RECORDED INFORMATION ::
● ● ●

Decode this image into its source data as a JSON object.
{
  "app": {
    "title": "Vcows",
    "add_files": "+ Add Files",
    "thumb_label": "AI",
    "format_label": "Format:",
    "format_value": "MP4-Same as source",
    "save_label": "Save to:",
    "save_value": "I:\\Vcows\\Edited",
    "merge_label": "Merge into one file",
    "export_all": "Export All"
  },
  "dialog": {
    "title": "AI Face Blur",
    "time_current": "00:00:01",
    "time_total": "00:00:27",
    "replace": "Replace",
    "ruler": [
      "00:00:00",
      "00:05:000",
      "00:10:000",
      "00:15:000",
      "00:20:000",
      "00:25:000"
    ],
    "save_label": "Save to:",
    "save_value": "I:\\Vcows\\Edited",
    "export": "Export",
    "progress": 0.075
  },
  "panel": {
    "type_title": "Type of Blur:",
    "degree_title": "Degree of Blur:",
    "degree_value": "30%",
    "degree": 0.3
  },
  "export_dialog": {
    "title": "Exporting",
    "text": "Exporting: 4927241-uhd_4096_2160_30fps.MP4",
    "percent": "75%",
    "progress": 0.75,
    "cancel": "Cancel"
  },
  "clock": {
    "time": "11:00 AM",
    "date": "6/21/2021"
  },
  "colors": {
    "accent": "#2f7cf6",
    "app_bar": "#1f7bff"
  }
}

● ● ●

WRITTEN EXERCISE :: Copy out each line of the material that holds the word "into".

RESPONSE TO THIS EXERCISE ::
Decode this image into its source data as a JSON object.
    "merge_label": "Merge into one file",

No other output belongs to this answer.